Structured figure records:
== == ==
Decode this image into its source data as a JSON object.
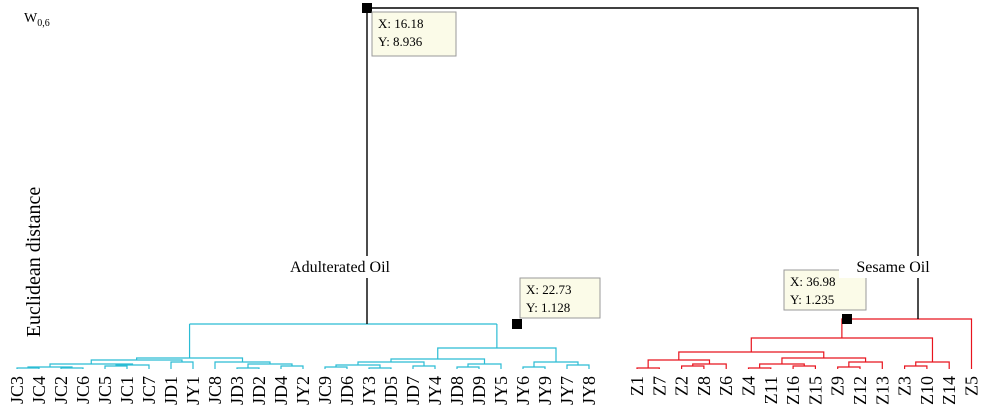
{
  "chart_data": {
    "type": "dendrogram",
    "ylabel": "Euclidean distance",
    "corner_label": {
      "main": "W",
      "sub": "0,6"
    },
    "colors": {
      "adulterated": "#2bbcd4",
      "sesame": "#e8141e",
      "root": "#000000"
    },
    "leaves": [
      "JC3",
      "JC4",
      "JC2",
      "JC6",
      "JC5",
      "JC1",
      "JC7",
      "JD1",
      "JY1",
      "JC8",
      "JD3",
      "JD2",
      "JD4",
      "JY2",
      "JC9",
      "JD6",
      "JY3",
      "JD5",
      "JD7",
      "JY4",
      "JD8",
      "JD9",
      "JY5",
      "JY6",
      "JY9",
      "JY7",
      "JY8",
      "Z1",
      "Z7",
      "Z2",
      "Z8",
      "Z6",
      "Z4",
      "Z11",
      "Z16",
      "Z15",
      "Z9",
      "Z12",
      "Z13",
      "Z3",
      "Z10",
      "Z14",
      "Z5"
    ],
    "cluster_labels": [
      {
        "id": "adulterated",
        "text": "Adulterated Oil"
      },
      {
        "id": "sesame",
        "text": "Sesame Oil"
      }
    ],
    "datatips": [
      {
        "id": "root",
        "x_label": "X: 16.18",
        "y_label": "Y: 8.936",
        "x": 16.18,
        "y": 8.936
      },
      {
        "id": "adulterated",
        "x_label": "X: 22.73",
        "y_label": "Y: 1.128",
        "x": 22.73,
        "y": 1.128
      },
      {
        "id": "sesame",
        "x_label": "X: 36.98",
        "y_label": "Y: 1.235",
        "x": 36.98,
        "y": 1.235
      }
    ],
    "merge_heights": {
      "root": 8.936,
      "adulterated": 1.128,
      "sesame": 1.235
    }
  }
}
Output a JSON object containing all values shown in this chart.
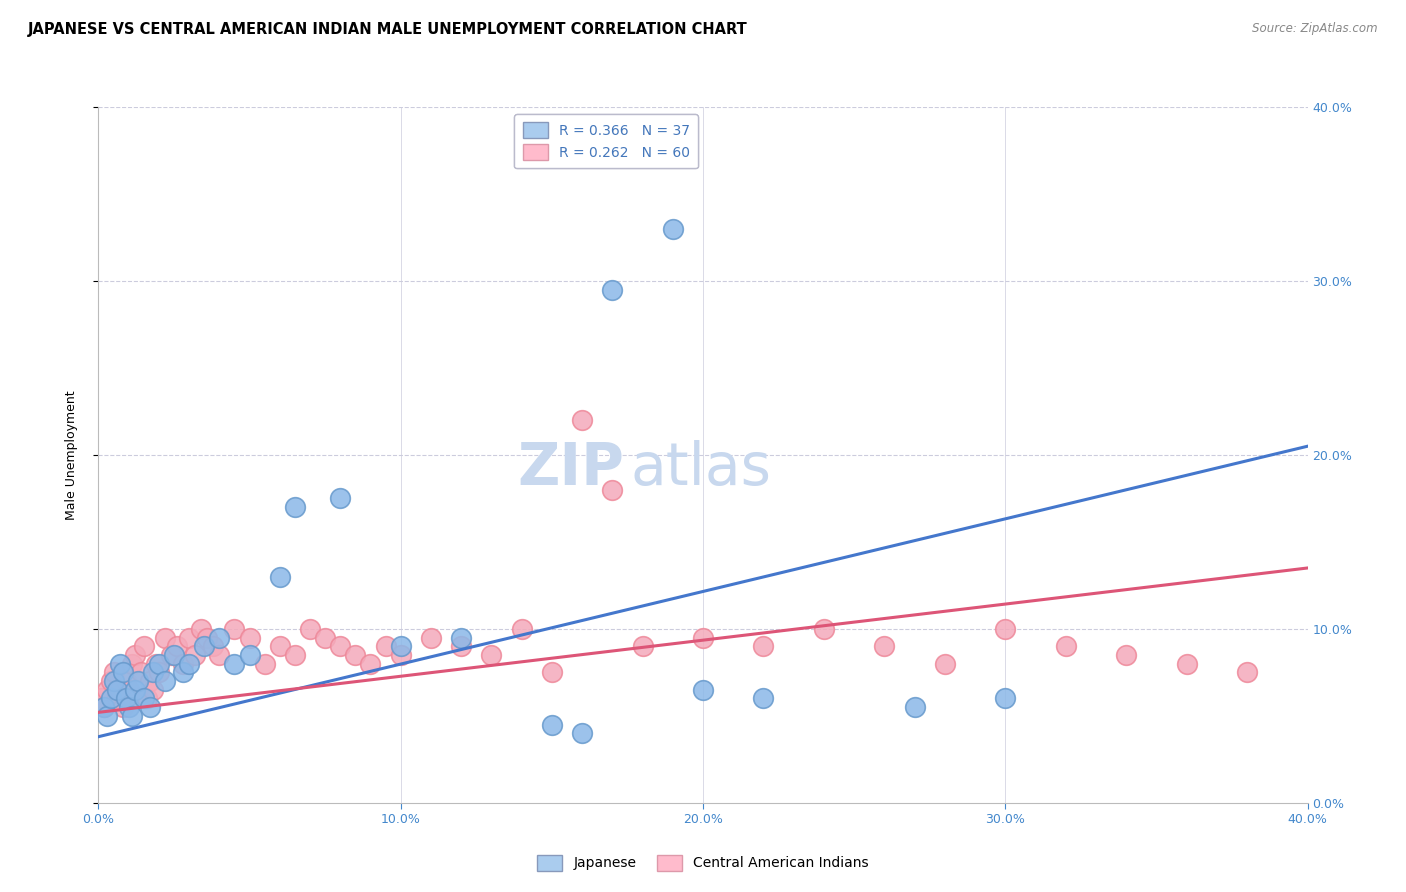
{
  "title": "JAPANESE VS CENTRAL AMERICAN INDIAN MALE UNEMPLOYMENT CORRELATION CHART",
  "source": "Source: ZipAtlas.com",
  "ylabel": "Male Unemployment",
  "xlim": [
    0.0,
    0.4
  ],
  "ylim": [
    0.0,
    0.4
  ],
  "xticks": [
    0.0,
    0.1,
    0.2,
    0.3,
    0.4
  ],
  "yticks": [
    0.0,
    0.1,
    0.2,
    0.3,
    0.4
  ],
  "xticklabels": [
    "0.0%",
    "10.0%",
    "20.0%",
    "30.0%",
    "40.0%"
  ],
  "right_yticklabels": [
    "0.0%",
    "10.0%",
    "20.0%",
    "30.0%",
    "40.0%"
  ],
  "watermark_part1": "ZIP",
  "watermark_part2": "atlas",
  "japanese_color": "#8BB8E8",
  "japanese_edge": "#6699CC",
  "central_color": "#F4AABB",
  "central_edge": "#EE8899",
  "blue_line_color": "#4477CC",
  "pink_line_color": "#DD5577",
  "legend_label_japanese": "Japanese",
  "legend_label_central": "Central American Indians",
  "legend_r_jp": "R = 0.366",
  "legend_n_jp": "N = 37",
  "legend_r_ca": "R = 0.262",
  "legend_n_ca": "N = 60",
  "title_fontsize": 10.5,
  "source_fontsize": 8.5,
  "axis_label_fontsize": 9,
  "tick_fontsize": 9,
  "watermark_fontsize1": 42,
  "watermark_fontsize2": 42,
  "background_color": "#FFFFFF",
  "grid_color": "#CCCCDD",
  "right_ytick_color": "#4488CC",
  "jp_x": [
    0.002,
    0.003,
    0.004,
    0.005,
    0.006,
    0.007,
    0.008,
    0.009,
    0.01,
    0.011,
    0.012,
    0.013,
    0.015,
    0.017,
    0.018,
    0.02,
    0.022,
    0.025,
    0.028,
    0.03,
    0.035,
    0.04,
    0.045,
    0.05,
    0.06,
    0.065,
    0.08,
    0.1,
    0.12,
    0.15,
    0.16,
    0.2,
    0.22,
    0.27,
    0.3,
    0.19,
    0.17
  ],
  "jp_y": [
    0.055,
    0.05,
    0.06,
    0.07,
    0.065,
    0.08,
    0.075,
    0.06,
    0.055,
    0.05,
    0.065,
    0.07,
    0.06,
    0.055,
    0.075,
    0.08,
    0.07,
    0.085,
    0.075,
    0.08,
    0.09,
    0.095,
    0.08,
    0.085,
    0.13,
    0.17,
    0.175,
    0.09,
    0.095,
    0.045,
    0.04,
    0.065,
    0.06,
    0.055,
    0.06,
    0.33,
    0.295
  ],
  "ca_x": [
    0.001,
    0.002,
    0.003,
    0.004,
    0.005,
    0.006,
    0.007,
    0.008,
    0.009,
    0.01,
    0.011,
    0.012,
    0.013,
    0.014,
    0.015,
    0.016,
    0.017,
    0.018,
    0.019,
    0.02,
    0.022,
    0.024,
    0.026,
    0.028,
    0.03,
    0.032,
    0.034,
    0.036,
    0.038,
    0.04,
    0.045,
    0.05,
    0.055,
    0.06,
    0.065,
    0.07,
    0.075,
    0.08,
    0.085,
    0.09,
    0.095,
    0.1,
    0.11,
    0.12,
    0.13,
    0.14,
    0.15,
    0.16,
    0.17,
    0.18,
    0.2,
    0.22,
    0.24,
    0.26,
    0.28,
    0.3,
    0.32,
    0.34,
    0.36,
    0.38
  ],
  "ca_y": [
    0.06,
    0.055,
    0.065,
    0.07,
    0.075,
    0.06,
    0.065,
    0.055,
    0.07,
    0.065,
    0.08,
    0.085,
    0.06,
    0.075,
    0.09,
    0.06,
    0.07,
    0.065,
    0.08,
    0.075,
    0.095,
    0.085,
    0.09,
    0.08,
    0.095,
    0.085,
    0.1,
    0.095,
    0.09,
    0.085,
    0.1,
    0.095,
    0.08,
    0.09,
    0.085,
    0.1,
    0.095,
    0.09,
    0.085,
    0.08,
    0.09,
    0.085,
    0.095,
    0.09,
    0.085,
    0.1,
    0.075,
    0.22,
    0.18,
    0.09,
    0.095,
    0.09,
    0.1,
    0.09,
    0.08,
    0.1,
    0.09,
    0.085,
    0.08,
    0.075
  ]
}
== == ==
◆ WHAT THIS TASK INVOLVES: Strip the images and reproduce the remaining records precisely.

◆ WORKED SOLUTION:
Decode this image into its source data as a JSON object.
{
  "chart_data": {
    "type": "dendrogram",
    "ylabel": "Euclidean distance",
    "corner_label": {
      "main": "W",
      "sub": "0,6"
    },
    "colors": {
      "adulterated": "#2bbcd4",
      "sesame": "#e8141e",
      "root": "#000000"
    },
    "leaves": [
      "JC3",
      "JC4",
      "JC2",
      "JC6",
      "JC5",
      "JC1",
      "JC7",
      "JD1",
      "JY1",
      "JC8",
      "JD3",
      "JD2",
      "JD4",
      "JY2",
      "JC9",
      "JD6",
      "JY3",
      "JD5",
      "JD7",
      "JY4",
      "JD8",
      "JD9",
      "JY5",
      "JY6",
      "JY9",
      "JY7",
      "JY8",
      "Z1",
      "Z7",
      "Z2",
      "Z8",
      "Z6",
      "Z4",
      "Z11",
      "Z16",
      "Z15",
      "Z9",
      "Z12",
      "Z13",
      "Z3",
      "Z10",
      "Z14",
      "Z5"
    ],
    "cluster_labels": [
      {
        "id": "adulterated",
        "text": "Adulterated Oil"
      },
      {
        "id": "sesame",
        "text": "Sesame Oil"
      }
    ],
    "datatips": [
      {
        "id": "root",
        "x_label": "X: 16.18",
        "y_label": "Y: 8.936",
        "x": 16.18,
        "y": 8.936
      },
      {
        "id": "adulterated",
        "x_label": "X: 22.73",
        "y_label": "Y: 1.128",
        "x": 22.73,
        "y": 1.128
      },
      {
        "id": "sesame",
        "x_label": "X: 36.98",
        "y_label": "Y: 1.235",
        "x": 36.98,
        "y": 1.235
      }
    ],
    "merge_heights": {
      "root": 8.936,
      "adulterated": 1.128,
      "sesame": 1.235
    }
  }
}
Output a JSON object containing all values shown in this chart.
{
  "title": "JAPANESE VS CENTRAL AMERICAN INDIAN MALE UNEMPLOYMENT CORRELATION CHART",
  "source": "Source: ZipAtlas.com",
  "ylabel": "Male Unemployment",
  "xlim": [
    0.0,
    0.4
  ],
  "ylim": [
    0.0,
    0.4
  ],
  "xticks": [
    0.0,
    0.1,
    0.2,
    0.3,
    0.4
  ],
  "yticks": [
    0.0,
    0.1,
    0.2,
    0.3,
    0.4
  ],
  "xticklabels": [
    "0.0%",
    "10.0%",
    "20.0%",
    "30.0%",
    "40.0%"
  ],
  "right_yticklabels": [
    "0.0%",
    "10.0%",
    "20.0%",
    "30.0%",
    "40.0%"
  ],
  "watermark_part1": "ZIP",
  "watermark_part2": "atlas",
  "japanese_color": "#8BB8E8",
  "japanese_edge": "#6699CC",
  "central_color": "#F4AABB",
  "central_edge": "#EE8899",
  "blue_line_color": "#4477CC",
  "pink_line_color": "#DD5577",
  "legend_label_japanese": "Japanese",
  "legend_label_central": "Central American Indians",
  "legend_r_jp": "R = 0.366",
  "legend_n_jp": "N = 37",
  "legend_r_ca": "R = 0.262",
  "legend_n_ca": "N = 60",
  "title_fontsize": 10.5,
  "source_fontsize": 8.5,
  "axis_label_fontsize": 9,
  "tick_fontsize": 9,
  "watermark_fontsize1": 42,
  "watermark_fontsize2": 42,
  "background_color": "#FFFFFF",
  "grid_color": "#CCCCDD",
  "right_ytick_color": "#4488CC",
  "jp_x": [
    0.002,
    0.003,
    0.004,
    0.005,
    0.006,
    0.007,
    0.008,
    0.009,
    0.01,
    0.011,
    0.012,
    0.013,
    0.015,
    0.017,
    0.018,
    0.02,
    0.022,
    0.025,
    0.028,
    0.03,
    0.035,
    0.04,
    0.045,
    0.05,
    0.06,
    0.065,
    0.08,
    0.1,
    0.12,
    0.15,
    0.16,
    0.2,
    0.22,
    0.27,
    0.3,
    0.19,
    0.17
  ],
  "jp_y": [
    0.055,
    0.05,
    0.06,
    0.07,
    0.065,
    0.08,
    0.075,
    0.06,
    0.055,
    0.05,
    0.065,
    0.07,
    0.06,
    0.055,
    0.075,
    0.08,
    0.07,
    0.085,
    0.075,
    0.08,
    0.09,
    0.095,
    0.08,
    0.085,
    0.13,
    0.17,
    0.175,
    0.09,
    0.095,
    0.045,
    0.04,
    0.065,
    0.06,
    0.055,
    0.06,
    0.33,
    0.295
  ],
  "ca_x": [
    0.001,
    0.002,
    0.003,
    0.004,
    0.005,
    0.006,
    0.007,
    0.008,
    0.009,
    0.01,
    0.011,
    0.012,
    0.013,
    0.014,
    0.015,
    0.016,
    0.017,
    0.018,
    0.019,
    0.02,
    0.022,
    0.024,
    0.026,
    0.028,
    0.03,
    0.032,
    0.034,
    0.036,
    0.038,
    0.04,
    0.045,
    0.05,
    0.055,
    0.06,
    0.065,
    0.07,
    0.075,
    0.08,
    0.085,
    0.09,
    0.095,
    0.1,
    0.11,
    0.12,
    0.13,
    0.14,
    0.15,
    0.16,
    0.17,
    0.18,
    0.2,
    0.22,
    0.24,
    0.26,
    0.28,
    0.3,
    0.32,
    0.34,
    0.36,
    0.38
  ],
  "ca_y": [
    0.06,
    0.055,
    0.065,
    0.07,
    0.075,
    0.06,
    0.065,
    0.055,
    0.07,
    0.065,
    0.08,
    0.085,
    0.06,
    0.075,
    0.09,
    0.06,
    0.07,
    0.065,
    0.08,
    0.075,
    0.095,
    0.085,
    0.09,
    0.08,
    0.095,
    0.085,
    0.1,
    0.095,
    0.09,
    0.085,
    0.1,
    0.095,
    0.08,
    0.09,
    0.085,
    0.1,
    0.095,
    0.09,
    0.085,
    0.08,
    0.09,
    0.085,
    0.095,
    0.09,
    0.085,
    0.1,
    0.075,
    0.22,
    0.18,
    0.09,
    0.095,
    0.09,
    0.1,
    0.09,
    0.08,
    0.1,
    0.09,
    0.085,
    0.08,
    0.075
  ]
}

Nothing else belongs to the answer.